Goal of the exercise – Check every line below for the word "como" and copy each one that has it.

A block of data:
########################################

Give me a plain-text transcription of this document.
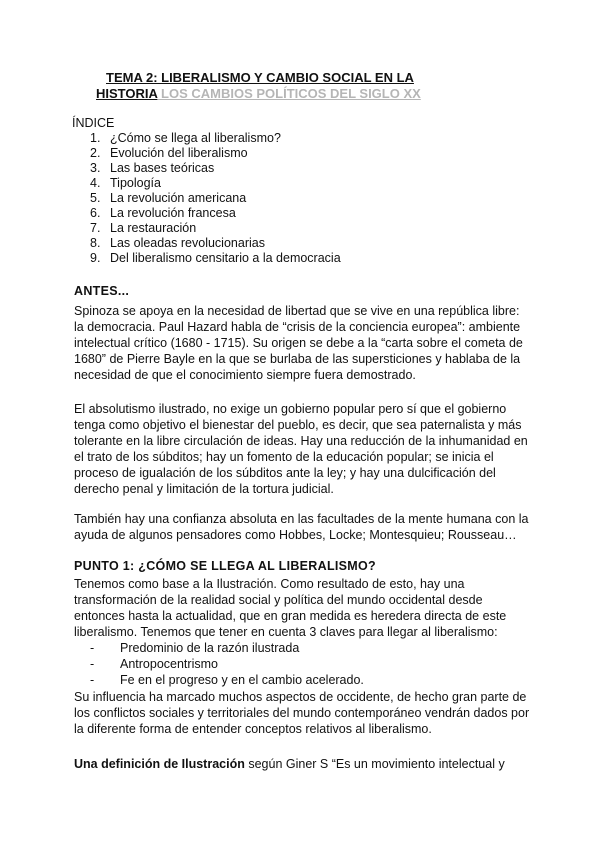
TEMA 2: LIBERALISMO Y CAMBIO SOCIAL EN LA
HISTORIA LOS CAMBIOS POLÍTICOS DEL SIGLO XX
ÍNDICE
1. ¿Cómo se llega al liberalismo?
2. Evolución del liberalismo
3. Las bases teóricas
4. Tipología
5. La revolución americana
6. La revolución francesa
7. La restauración
8. Las oleadas revolucionarias
9. Del liberalismo censitario a la democracia
ANTES...

Spinoza se apoya en la necesidad de libertad que se vive en una república libre: la democracia. Paul Hazard habla de “crisis de la conciencia europea”: ambiente intelectual crítico (1680 - 1715). Su origen se debe a la “carta sobre el cometa de 1680” de Pierre Bayle en la que se burlaba de las supersticiones y hablaba de la necesidad de que el conocimiento siempre fuera demostrado.

El absolutismo ilustrado, no exige un gobierno popular pero sí que el gobierno tenga como objetivo el bienestar del pueblo, es decir, que sea paternalista y más tolerante en la libre circulación de ideas. Hay una reducción de la inhumanidad en el trato de los súbditos; hay un fomento de la educación popular; se inicia el proceso de igualación de los súbditos ante la ley; y hay una dulcificación del derecho penal y limitación de la tortura judicial.

También hay una confianza absoluta en las facultades de la mente humana con la ayuda de algunos pensadores como Hobbes, Locke; Montesquieu; Rousseau…

PUNTO 1: ¿CÓMO SE LLEGA AL LIBERALISMO?

Tenemos como base a la Ilustración. Como resultado de esto, hay una transformación de la realidad social y política del mundo occidental desde entonces hasta la actualidad, que en gran medida es heredera directa de este liberalismo. Tenemos que tener en cuenta 3 claves para llegar al liberalismo:

- Predominio de la razón ilustrada
- Antropocentrismo
- Fe en el progreso y en el cambio acelerado.

Su influencia ha marcado muchos aspectos de occidente, de hecho gran parte de los conflictos sociales y territoriales del mundo contemporáneo vendrán dados por la diferente forma de entender conceptos relativos al liberalismo.

Una definición de Ilustración según Giner S “Es un movimiento intelectual y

########################################

Final result –
El absolutismo ilustrado, no exige un gobierno popular pero sí que el gobierno tenga como objetivo el bienestar del pueblo, es decir, que sea paternalista y más tolerante en la libre circulación de ideas. Hay una reducción de la inhumanidad en el trato de los súbditos; hay un fomento de la educación popular; se inicia el proceso de igualación de los súbditos ante la ley; y hay una dulcificación del derecho penal y limitación de la tortura judicial.
También hay una confianza absoluta en las facultades de la mente humana con la ayuda de algunos pensadores como Hobbes, Locke; Montesquieu; Rousseau…
Tenemos como base a la Ilustración. Como resultado de esto, hay una transformación de la realidad social y política del mundo occidental desde entonces hasta la actualidad, que en gran medida es heredera directa de este liberalismo. Tenemos que tener en cuenta 3 claves para llegar al liberalismo:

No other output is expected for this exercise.